(Recorded data)

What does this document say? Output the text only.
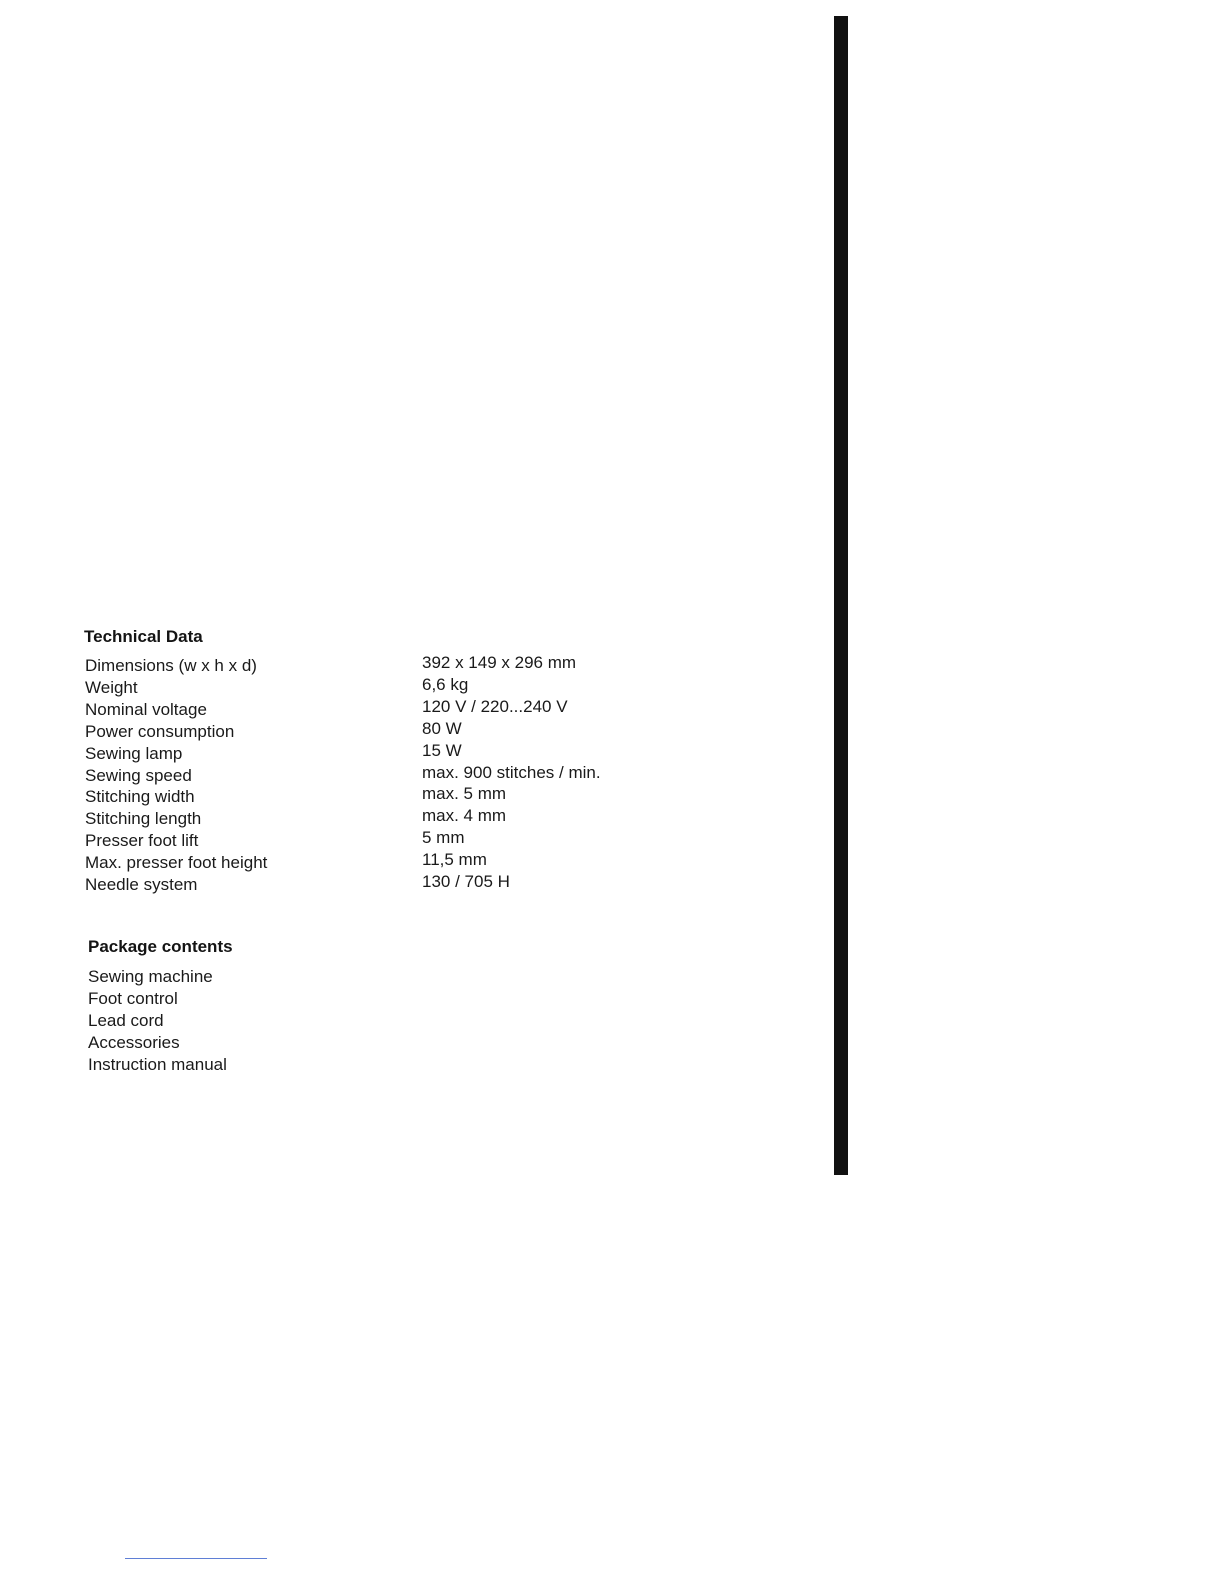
Technical Data
Dimensions (w x h x d)	392 x 149 x 296 mm
Weight	6,6 kg
Nominal voltage	120 V / 220...240 V
Power consumption	80 W
Sewing lamp	15 W
Sewing speed	max. 900 stitches / min.
Stitching width	max. 5 mm
Stitching length	max. 4 mm
Presser foot lift	5 mm
Max. presser foot height	11,5 mm
Needle system	130 / 705 H
Package contents
Sewing machine
Foot control
Lead cord
Accessories
Instruction manual
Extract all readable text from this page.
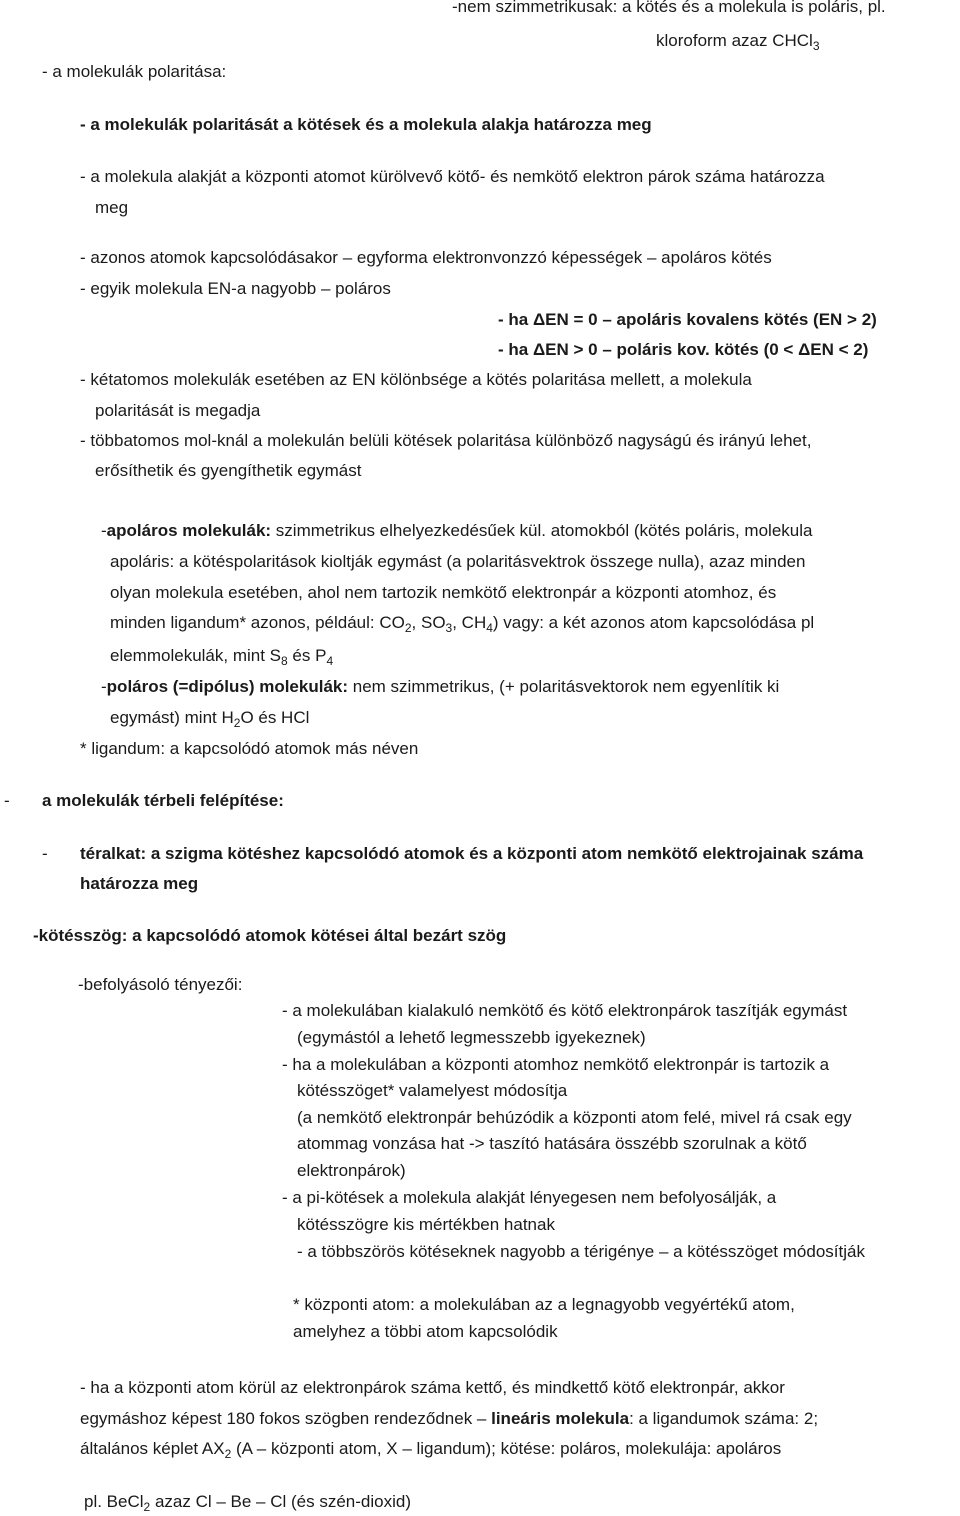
-nem szimmetrikusak: a kötés és a molekula is poláris, pl.
kloroform azaz CHCl$_3$
- a molekulák polaritása:
- a molekulák polaritását a kötések és a molekula alakja határozza meg
- a molekula alakját a központi atomot kürölvevő kötő- és nemkötő elektron párok száma határozza
meg
- azonos atomok kapcsolódásakor – egyforma elektronvonzzó képességek – apoláros kötés
- egyik molekula EN-a nagyobb – poláros
- ha ΔEN = 0 – apoláris kovalens kötés (EN > 2)
- ha ΔEN > 0 – poláris kov. kötés (0 < ΔEN < 2)
- kétatomos molekulák esetében az EN kölönbsége a kötés polaritása mellett, a molekula
polaritását is megadja
- többatomos mol-knál a molekulán belüli kötések polaritása különböző nagyságú és irányú lehet,
erősíthetik és gyengíthetik egymást
-apoláros molekulák: szimmetrikus elhelyezkedésűek kül. atomokból (kötés poláris, molekula
apoláris: a kötéspolaritások kioltják egymást (a polaritásvektrok összege nulla), azaz minden
olyan molekula esetében, ahol nem tartozik nemkötő elektronpár a központi atomhoz, és
minden ligandum* azonos, például: $CO_2$, $SO_3$, $CH_4$) vagy: a két azonos atom kapcsolódása pl
elemmolekulák, mint $S_8$ és $P_4$
-poláros (=dipólus) molekulák: nem szimmetrikus, (+ polaritásvektorok nem egyenlítik ki
egymást) mint $H_2O$ és HCl
* ligandum: a kapcsolódó atomok más néven
- a molekulák térbeli felépítése:
- téralkat: a szigma kötéshez kapcsolódó atomok és a központi atom nemkötő elektrojainak száma
határozza meg
-kötésszög: a kapcsolódó atomok kötései által bezárt szög
-befolyásoló tényezői:
- a molekulában kialakuló nemkötő és kötő elektronpárok taszítják egymást
(egymástól a lehető legmesszebb igyekeznek)
- ha a molekulában a központi atomhoz nemkötő elektronpár is tartozik a
kötésszöget* valamelyest módosítja
(a nemkötő elektronpár behúzódik a központi atom felé, mivel rá csak egy
atommag vonzása hat -> taszító hatására összébb szorulnak a kötő
elektronpárok)
- a pi-kötések a molekula alakját lényegesen nem befolyosálják, a
kötésszögre kis mértékben hatnak
- a többszörös kötéseknek nagyobb a térigénye – a kötésszöget módosítják
* központi atom: a molekulában az a legnagyobb vegyértékű atom,
amelyhez a többi atom kapcsolódik
- ha a központi atom körül az elektronpárok száma kettő, és mindkettő kötő elektronpár, akkor
egymáshoz képest 180 fokos szögben rendeződnek – lineáris molekula: a ligandumok száma: 2;
általános képlet $AX_2$ (A – központi atom, X – ligandum); kötése: poláros, molekulája: apoláros
pl. BeCl$_2$ azaz Cl – Be – Cl (és szén-dioxid)
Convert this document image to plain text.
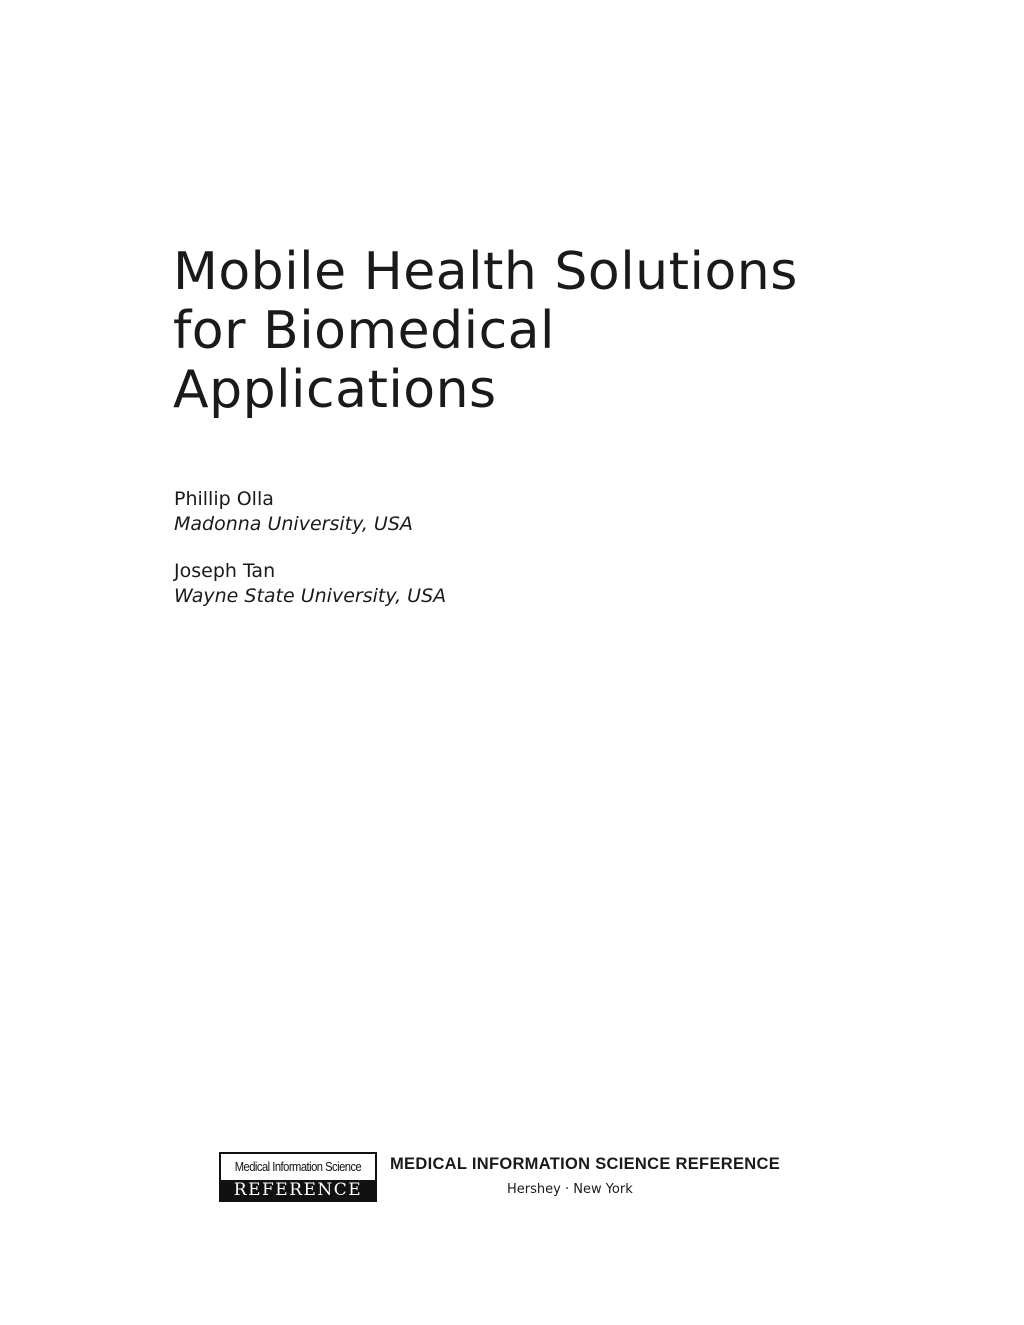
Mobile Health Solutions
for Biomedical
Applications
Phillip Olla
Madonna University, USA
Joseph Tan
Wayne State University, USA
Medical Information Science
REFERENCE
MEDICAL INFORMATION SCIENCE REFERENCE
Hershey · New York
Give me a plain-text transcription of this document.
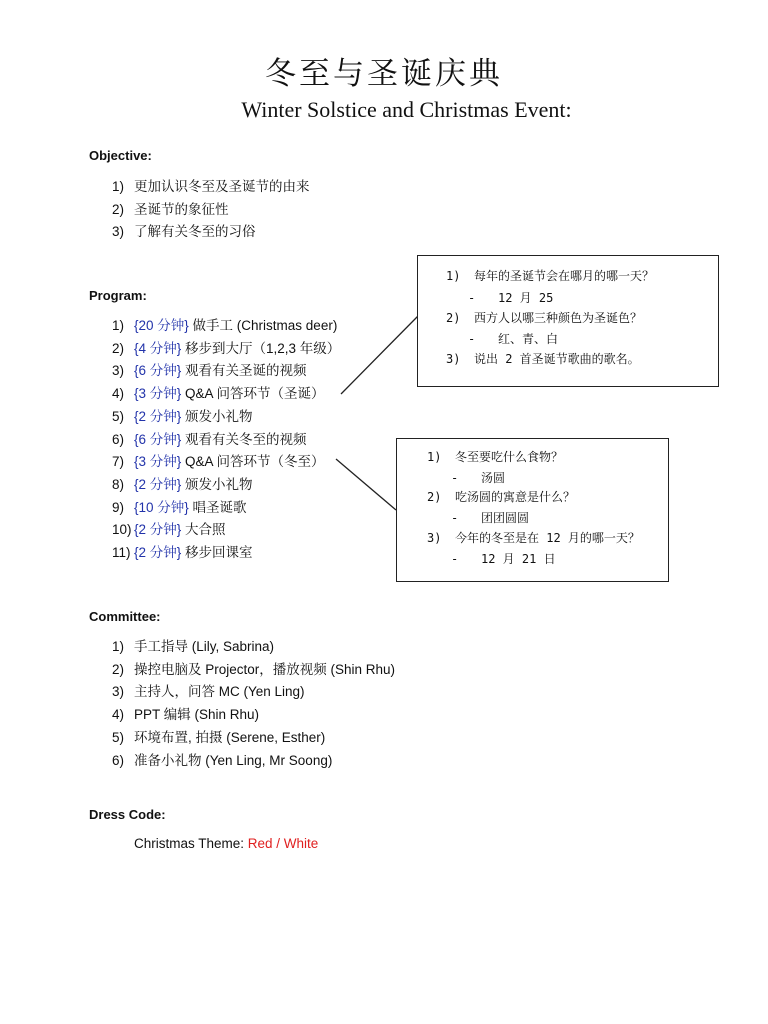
冬至与圣诞庆典
Winter Solstice and Christmas Event:
Objective:
1) 更加认识冬至及圣诞节的由来
2) 圣诞节的象征性
3) 了解有关冬至的习俗
Program:
1) {20 分钟} 做手工 (Christmas deer)
2) {4 分钟} 移步到大厅（1,2,3 年级）
3) {6 分钟} 观看有关圣诞的视频
4) {3 分钟} Q&A 问答环节（圣诞）
5) {2 分钟} 颁发小礼物
6) {6 分钟} 观看有关冬至的视频
7) {3 分钟} Q&A 问答环节（冬至）
8) {2 分钟} 颁发小礼物
9) {10 分钟} 唱圣诞歌
10) {2 分钟} 大合照
11) {2 分钟} 移步回课室
1) 每年的圣诞节会在哪月的哪一天？
- 12 月 25
2) 西方人以哪三种颜色为圣诞色？
- 红、青、白
3) 说出 2 首圣诞节歌曲的歌名。
1) 冬至要吃什么食物？
- 汤圆
2) 吃汤圆的寓意是什么？
- 团团圆圆
3) 今年的冬至是在 12 月的哪一天？
- 12 月 21 日
Committee:
1) 手工指导 (Lily, Sabrina)
2) 操控电脑及 Projector，播放视频 (Shin Rhu)
3) 主持人，问答 MC (Yen Ling)
4) PPT 编辑 (Shin Rhu)
5) 环境布置, 拍摄 (Serene, Esther)
6) 准备小礼物 (Yen Ling, Mr Soong)
Dress Code:
Christmas Theme: Red / White
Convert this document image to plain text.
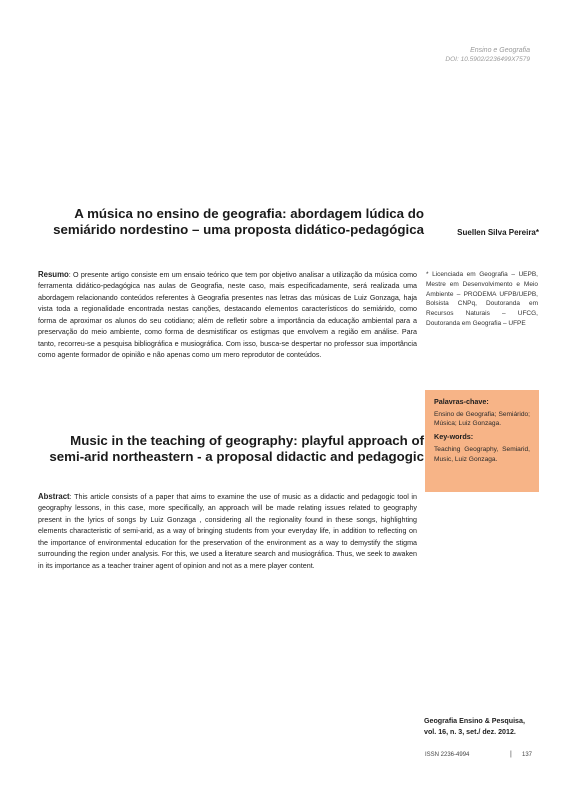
Ensino e Geografia
DOI: 10.5902/2236499X7579
A música no ensino de geografia: abordagem lúdica do semiárido nordestino – uma proposta didático-pedagógica	Suellen Silva Pereira*
Resumo: O presente artigo consiste em um ensaio teórico que tem por objetivo analisar a utilização da música como ferramenta didático-pedagógica nas aulas de Geografia, neste caso, mais especificadamente, será realizada uma abordagem relacionando conteúdos referentes à Geografia presentes nas letras das músicas de Luiz Gonzaga, haja vista toda a regionalidade encontrada nestas canções, destacando elementos característicos do semiárido, como forma de aproximar os alunos do seu cotidiano; além de refletir sobre a importância da educação ambiental para a preservação do meio ambiente, como forma de desmistificar os estigmas que envolvem a região em análise. Para tanto, recorreu-se a pesquisa bibliográfica e musiográfica. Com isso, busca-se despertar no professor sua importância como agente formador de opinião e não apenas como um mero reprodutor de conteúdos.
* Licenciada em Geografia – UEPB, Mestre em Desenvolvimento e Meio Ambiente – PRODEMA UFPB/UEPB, Bolsista CNPq, Doutoranda em Recursos Naturais – UFCG, Doutoranda em Geografia – UFPE
Palavras-chave:
Ensino de Geografia; Semiárido; Música; Luiz Gonzaga.
Key-words:
Teaching Geography, Semiarid, Music, Luiz Gonzaga.
Music in the teaching of geography: playful approach of semi-arid northeastern - a proposal didactic and pedagogic
Abstract: This article consists of a paper that aims to examine the use of music as a didactic and pedagogic tool in geography lessons, in this case, more specifically, an approach will be made relating issues related to geography present in the lyrics of songs by Luiz Gonzaga , considering all the regionality found in these songs, highlighting elements characteristic of semi-arid, as a way of bringing students from your everyday life, in addition to reflecting on the importance of environmental education for the preservation of the environment as a way to demystify the stigma surrounding the region under analysis. For this, we used a literature search and musiográfica. Thus, we seek to awaken in its importance as a teacher trainer agent of opinion and not as a mere player content.
Geografia Ensino & Pesquisa,
vol. 16, n. 3, set./ dez. 2012.
ISSN 2236-4994	| 137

Work to be completed: Scan the listing above and copy all lines containing the word "központi".

Response:
- a molekula alakját a központi atomot kürölvevő kötő- és nemkötő elektron párok száma határozza
olyan molekula esetében, ahol nem tartozik nemkötő elektronpár a központi atomhoz, és
- téralkat: a szigma kötéshez kapcsolódó atomok és a központi atom nemkötő elektrojainak száma
- ha a molekulában a központi atomhoz nemkötő elektronpár is tartozik a
(a nemkötő elektronpár behúzódik a központi atom felé, mivel rá csak egy
* központi atom: a molekulában az a legnagyobb vegyértékű atom,
- ha a központi atom körül az elektronpárok száma kettő, és mindkettő kötő elektronpár, akkor
általános képlet $AX_2$ (A – központi atom, X – ligandum); kötése: poláros, molekulája: apoláros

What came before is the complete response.